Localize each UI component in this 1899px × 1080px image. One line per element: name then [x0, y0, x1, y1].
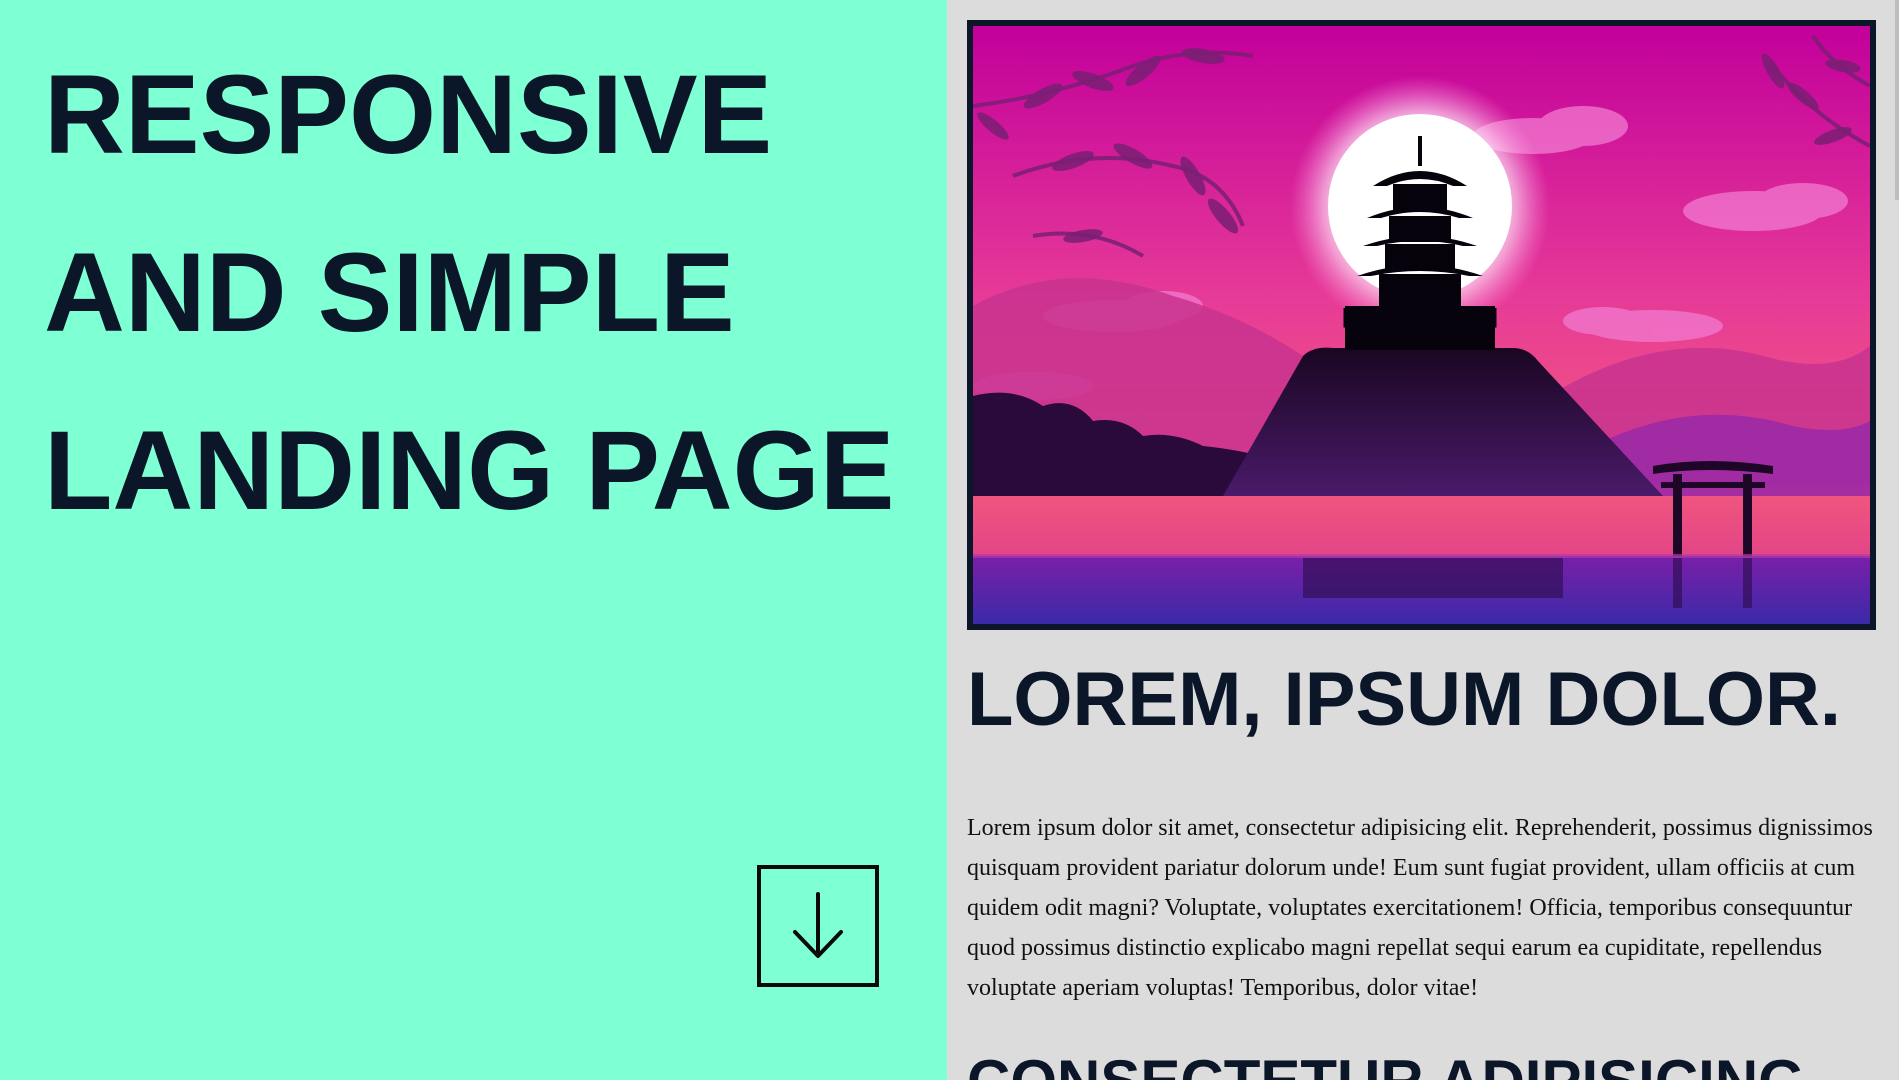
hero-panel: RESPONSIVE AND SIMPLE LANDING PAGE	[0, 0, 947, 1080]
pagoda-sunset-image	[967, 20, 1876, 630]
illustration-svg	[973, 26, 1870, 624]
landing-page: RESPONSIVE AND SIMPLE LANDING PAGE LOREM…	[0, 0, 1899, 1080]
section-heading-2: CONSECTETUR ADIPISICING	[967, 1042, 1805, 1080]
section-paragraph: Lorem ipsum dolor sit amet, consectetur …	[967, 815, 1873, 1001]
section-heading: LOREM, IPSUM DOLOR.	[967, 657, 1841, 742]
arrow-down-icon	[793, 892, 843, 958]
content-panel[interactable]: LOREM, IPSUM DOLOR. Lorem ipsum dolor si…	[947, 0, 1899, 1080]
scroll-down-button[interactable]	[757, 865, 879, 987]
hero-title: RESPONSIVE AND SIMPLE LANDING PAGE	[44, 52, 895, 533]
scrollbar[interactable]	[1895, 0, 1899, 200]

= = = =

### REQUEST
Format the lines from the one containing "hero-panel: RESPONSIVE AND" up to and including the one containing "section-paragraph: Lorem ipsum" as a JSON list of strings, one string per line, leaving out any blank lines.

### ANSWER TO THIS PROBLEM
[
  "hero-panel: RESPONSIVE AND SIMPLE LANDING PAGE\t[0, 0, 947, 1080]",
  "pagoda-sunset-image\t[967, 20, 1876, 630]",
  "illustration-svg\t[973, 26, 1870, 624]",
  "landing-page: RESPONSIVE AND SIMPLE LANDING PAGE LOREM…\t[0, 0, 1899, 1080]",
  "section-heading-2: CONSECTETUR ADIPISICING\t[967, 1042, 1805, 1080]",
  "section-paragraph: Lorem ipsum dolor sit amet, consectetur …\t[967, 815, 1873, 1001]"
]